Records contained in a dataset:
####################

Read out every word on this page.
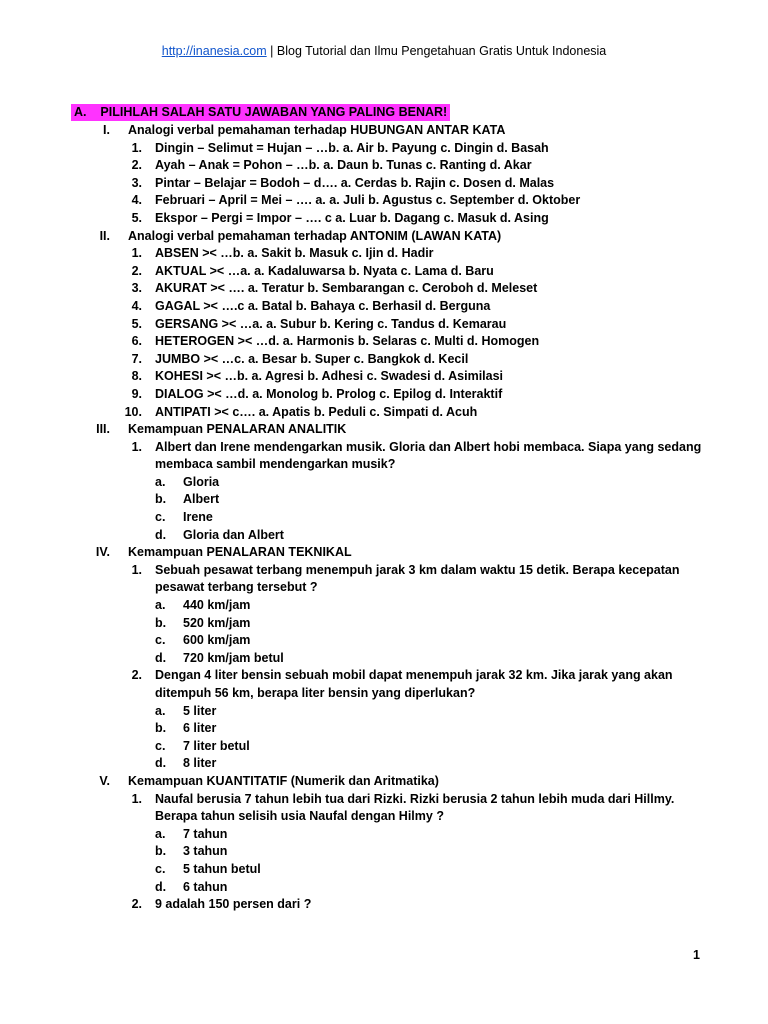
http://inanesia.com | Blog Tutorial dan Ilmu Pengetahuan Gratis Untuk Indonesia
A. PILIHLAH SALAH SATU JAWABAN YANG PALING BENAR!
I. Analogi verbal pemahaman terhadap HUBUNGAN ANTAR KATA
1. Dingin – Selimut = Hujan – …b. a. Air b. Payung c. Dingin d. Basah
2. Ayah – Anak = Pohon – …b. a. Daun b. Tunas c. Ranting d. Akar
3. Pintar – Belajar = Bodoh – d…. a. Cerdas b. Rajin c. Dosen d. Malas
4. Februari – April = Mei – …. a. a. Juli b. Agustus c. September d. Oktober
5. Ekspor – Pergi = Impor – …. c a. Luar b. Dagang c. Masuk d. Asing
II. Analogi verbal pemahaman terhadap ANTONIM (LAWAN KATA)
1. ABSEN >< …b. a. Sakit b. Masuk c. Ijin d. Hadir
2. AKTUAL >< …a. a. Kadaluwarsa b. Nyata c. Lama d. Baru
3. AKURAT >< …. a. Teratur b. Sembarangan c. Ceroboh d. Meleset
4. GAGAL >< ….c a. Batal b. Bahaya c. Berhasil d. Berguna
5. GERSANG >< …a. a. Subur b. Kering c. Tandus d. Kemarau
6. HETEROGEN >< …d. a. Harmonis b. Selaras c. Multi d. Homogen
7. JUMBO >< …c. a. Besar b. Super c. Bangkok d. Kecil
8. KOHESI >< …b. a. Agresi b. Adhesi c. Swadesi d. Asimilasi
9. DIALOG >< …d. a. Monolog b. Prolog c. Epilog d. Interaktif
10. ANTIPATI >< c…. a. Apatis b. Peduli c. Simpati d. Acuh
III. Kemampuan PENALARAN ANALITIK
1. Albert dan Irene mendengarkan musik. Gloria dan Albert hobi membaca. Siapa yang sedang
membaca sambil mendengarkan musik?
a. Gloria
b. Albert
c. Irene
d. Gloria dan Albert
IV. Kemampuan PENALARAN TEKNIKAL
1. Sebuah pesawat terbang menempuh jarak 3 km dalam waktu 15 detik. Berapa kecepatan
pesawat terbang tersebut ?
a. 440 km/jam
b. 520 km/jam
c. 600 km/jam
d. 720 km/jam betul
2. Dengan 4 liter bensin sebuah mobil dapat menempuh jarak 32 km. Jika jarak yang akan
ditempuh 56 km, berapa liter bensin yang diperlukan?
a. 5 liter
b. 6 liter
c. 7 liter betul
d. 8 liter
V. Kemampuan KUANTITATIF (Numerik dan Aritmatika)
1. Naufal berusia 7 tahun lebih tua dari Rizki. Rizki berusia 2 tahun lebih muda dari Hillmy.
Berapa tahun selisih usia Naufal dengan Hilmy ?
a. 7 tahun
b. 3 tahun
c. 5 tahun betul
d. 6 tahun
2. 9 adalah 150 persen dari ?
1
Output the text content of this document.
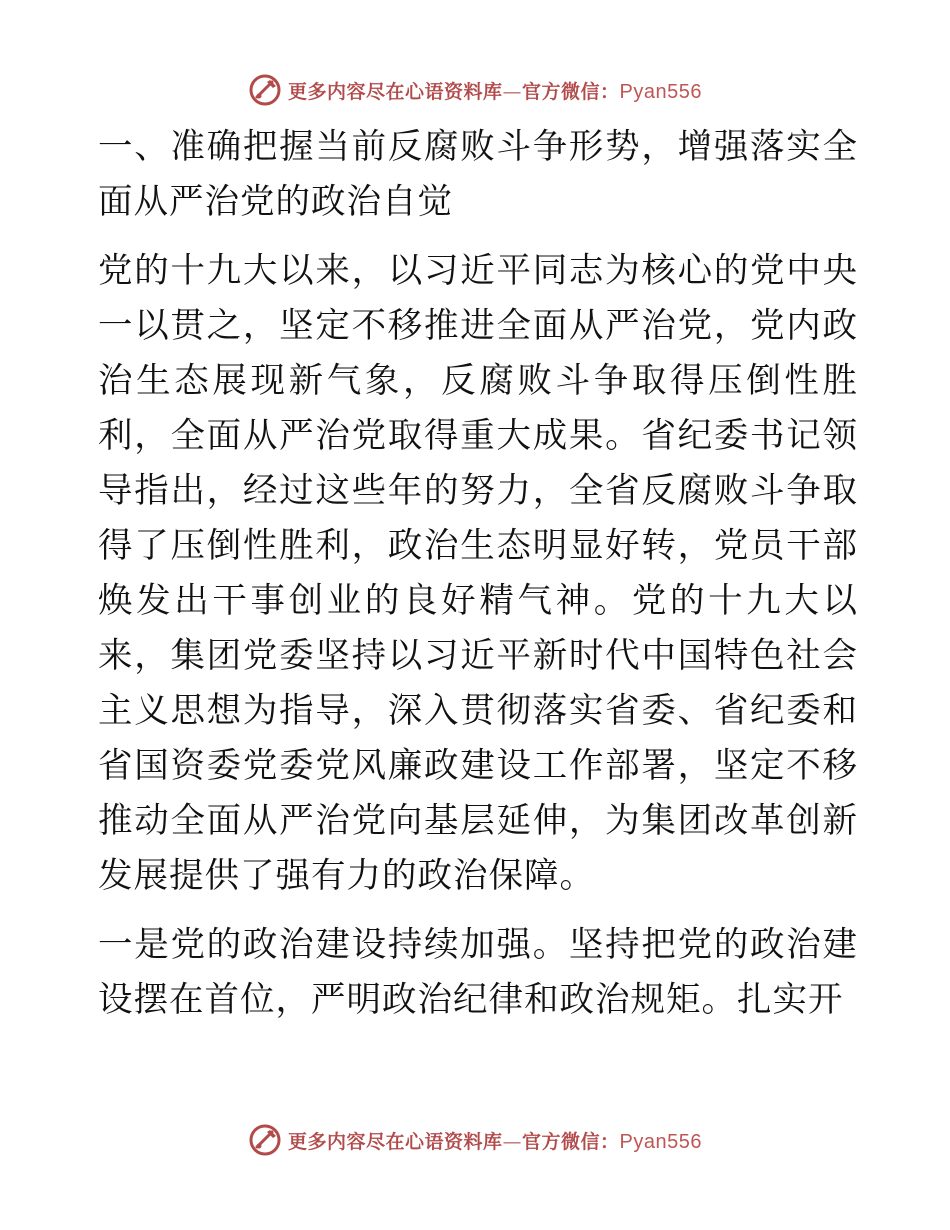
更多内容尽在心语资料库—官方微信：Pyan556

一、准确把握当前反腐败斗争形势，增强落实全面从严治党的政治自觉

党的十九大以来，以习近平同志为核心的党中央一以贯之，坚定不移推进全面从严治党，党内政治生态展现新气象，反腐败斗争取得压倒性胜利，全面从严治党取得重大成果。省纪委书记领导指出，经过这些年的努力，全省反腐败斗争取得了压倒性胜利，政治生态明显好转，党员干部焕发出干事创业的良好精气神。党的十九大以来，集团党委坚持以习近平新时代中国特色社会主义思想为指导，深入贯彻落实省委、省纪委和省国资委党委党风廉政建设工作部署，坚定不移推动全面从严治党向基层延伸，为集团改革创新发展提供了强有力的政治保障。

一是党的政治建设持续加强。坚持把党的政治建设摆在首位，严明政治纪律和政治规矩。扎实开

更多内容尽在心语资料库—官方微信：Pyan556
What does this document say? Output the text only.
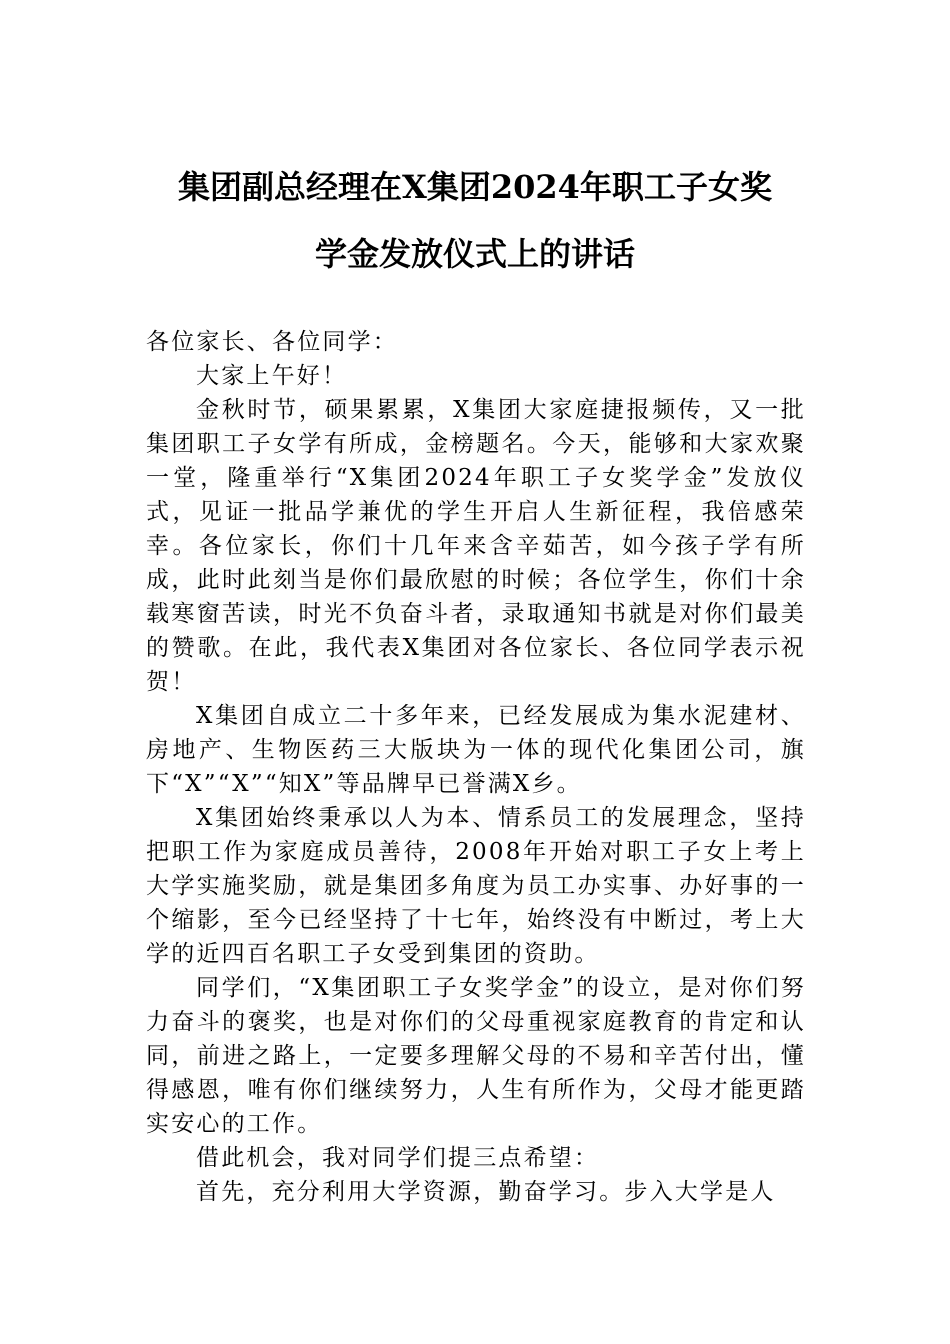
集团副总经理在X集团2024年职工子女奖
学金发放仪式上的讲话

各位家长、各位同学：

大家上午好！

金秋时节，硕果累累，X集团大家庭捷报频传，又一批集团职工子女学有所成，金榜题名。今天，能够和大家欢聚一堂，隆重举行“X集团2024年职工子女奖学金”发放仪式，见证一批品学兼优的学生开启人生新征程，我倍感荣幸。各位家长，你们十几年来含辛茹苦，如今孩子学有所成，此时此刻当是你们最欣慰的时候；各位学生，你们十余载寒窗苦读，时光不负奋斗者，录取通知书就是对你们最美的赞歌。在此，我代表X集团对各位家长、各位同学表示祝贺！

X集团自成立二十多年来，已经发展成为集水泥建材、房地产、生物医药三大版块为一体的现代化集团公司，旗下“X”“X”“知X”等品牌早已誉满X乡。

X集团始终秉承以人为本、情系员工的发展理念，坚持把职工作为家庭成员善待，2008年开始对职工子女上考上大学实施奖励，就是集团多角度为员工办实事、办好事的一个缩影，至今已经坚持了十七年，始终没有中断过，考上大学的近四百名职工子女受到集团的资助。

同学们，“X集团职工子女奖学金”的设立，是对你们努力奋斗的褒奖，也是对你们的父母重视家庭教育的肯定和认同，前进之路上，一定要多理解父母的不易和辛苦付出，懂得感恩，唯有你们继续努力，人生有所作为，父母才能更踏实安心的工作。

借此机会，我对同学们提三点希望：

首先，充分利用大学资源，勤奋学习。步入大学是人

####################

#### [WHAT YOU ARE ASKED TO DO]
Copy out all of the data word for word. Do not carry over any picture.

#### [SOLUTION TO THIS EXERCISE]
Read out every word on this page.
http://inanesia.com | Blog Tutorial dan Ilmu Pengetahuan Gratis Untuk Indonesia
A. PILIHLAH SALAH SATU JAWABAN YANG PALING BENAR!
I. Analogi verbal pemahaman terhadap HUBUNGAN ANTAR KATA
1. Dingin – Selimut = Hujan – …b. a. Air b. Payung c. Dingin d. Basah
2. Ayah – Anak = Pohon – …b. a. Daun b. Tunas c. Ranting d. Akar
3. Pintar – Belajar = Bodoh – d…. a. Cerdas b. Rajin c. Dosen d. Malas
4. Februari – April = Mei – …. a. a. Juli b. Agustus c. September d. Oktober
5. Ekspor – Pergi = Impor – …. c a. Luar b. Dagang c. Masuk d. Asing
II. Analogi verbal pemahaman terhadap ANTONIM (LAWAN KATA)
1. ABSEN >< …b. a. Sakit b. Masuk c. Ijin d. Hadir
2. AKTUAL >< …a. a. Kadaluwarsa b. Nyata c. Lama d. Baru
3. AKURAT >< …. a. Teratur b. Sembarangan c. Ceroboh d. Meleset
4. GAGAL >< ….c a. Batal b. Bahaya c. Berhasil d. Berguna
5. GERSANG >< …a. a. Subur b. Kering c. Tandus d. Kemarau
6. HETEROGEN >< …d. a. Harmonis b. Selaras c. Multi d. Homogen
7. JUMBO >< …c. a. Besar b. Super c. Bangkok d. Kecil
8. KOHESI >< …b. a. Agresi b. Adhesi c. Swadesi d. Asimilasi
9. DIALOG >< …d. a. Monolog b. Prolog c. Epilog d. Interaktif
10. ANTIPATI >< c…. a. Apatis b. Peduli c. Simpati d. Acuh
III. Kemampuan PENALARAN ANALITIK
1. Albert dan Irene mendengarkan musik. Gloria dan Albert hobi membaca. Siapa yang sedang
membaca sambil mendengarkan musik?
a. Gloria
b. Albert
c. Irene
d. Gloria dan Albert
IV. Kemampuan PENALARAN TEKNIKAL
1. Sebuah pesawat terbang menempuh jarak 3 km dalam waktu 15 detik. Berapa kecepatan
pesawat terbang tersebut ?
a. 440 km/jam
b. 520 km/jam
c. 600 km/jam
d. 720 km/jam betul
2. Dengan 4 liter bensin sebuah mobil dapat menempuh jarak 32 km. Jika jarak yang akan
ditempuh 56 km, berapa liter bensin yang diperlukan?
a. 5 liter
b. 6 liter
c. 7 liter betul
d. 8 liter
V. Kemampuan KUANTITATIF (Numerik dan Aritmatika)
1. Naufal berusia 7 tahun lebih tua dari Rizki. Rizki berusia 2 tahun lebih muda dari Hillmy.
Berapa tahun selisih usia Naufal dengan Hilmy ?
a. 7 tahun
b. 3 tahun
c. 5 tahun betul
d. 6 tahun
2. 9 adalah 150 persen dari ?
1
Output the text content of this document.
更多内容尽在心语资料库—官方微信：Pyan556

一、准确把握当前反腐败斗争形势，增强落实全面从严治党的政治自觉

党的十九大以来，以习近平同志为核心的党中央一以贯之，坚定不移推进全面从严治党，党内政治生态展现新气象，反腐败斗争取得压倒性胜利，全面从严治党取得重大成果。省纪委书记领导指出，经过这些年的努力，全省反腐败斗争取得了压倒性胜利，政治生态明显好转，党员干部焕发出干事创业的良好精气神。党的十九大以来，集团党委坚持以习近平新时代中国特色社会主义思想为指导，深入贯彻落实省委、省纪委和省国资委党委党风廉政建设工作部署，坚定不移推动全面从严治党向基层延伸，为集团改革创新发展提供了强有力的政治保障。

一是党的政治建设持续加强。坚持把党的政治建设摆在首位，严明政治纪律和政治规矩。扎实开

更多内容尽在心语资料库—官方微信：Pyan556
What does this document say? Output the text only.
集团副总经理在X集团2024年职工子女奖
学金发放仪式上的讲话

各位家长、各位同学：

大家上午好！

金秋时节，硕果累累，X集团大家庭捷报频传，又一批集团职工子女学有所成，金榜题名。今天，能够和大家欢聚一堂，隆重举行“X集团2024年职工子女奖学金”发放仪式，见证一批品学兼优的学生开启人生新征程，我倍感荣幸。各位家长，你们十几年来含辛茹苦，如今孩子学有所成，此时此刻当是你们最欣慰的时候；各位学生，你们十余载寒窗苦读，时光不负奋斗者，录取通知书就是对你们最美的赞歌。在此，我代表X集团对各位家长、各位同学表示祝贺！

X集团自成立二十多年来，已经发展成为集水泥建材、房地产、生物医药三大版块为一体的现代化集团公司，旗下“X”“X”“知X”等品牌早已誉满X乡。

X集团始终秉承以人为本、情系员工的发展理念，坚持把职工作为家庭成员善待，2008年开始对职工子女上考上大学实施奖励，就是集团多角度为员工办实事、办好事的一个缩影，至今已经坚持了十七年，始终没有中断过，考上大学的近四百名职工子女受到集团的资助。

同学们，“X集团职工子女奖学金”的设立，是对你们努力奋斗的褒奖，也是对你们的父母重视家庭教育的肯定和认同，前进之路上，一定要多理解父母的不易和辛苦付出，懂得感恩，唯有你们继续努力，人生有所作为，父母才能更踏实安心的工作。

借此机会，我对同学们提三点希望：

首先，充分利用大学资源，勤奋学习。步入大学是人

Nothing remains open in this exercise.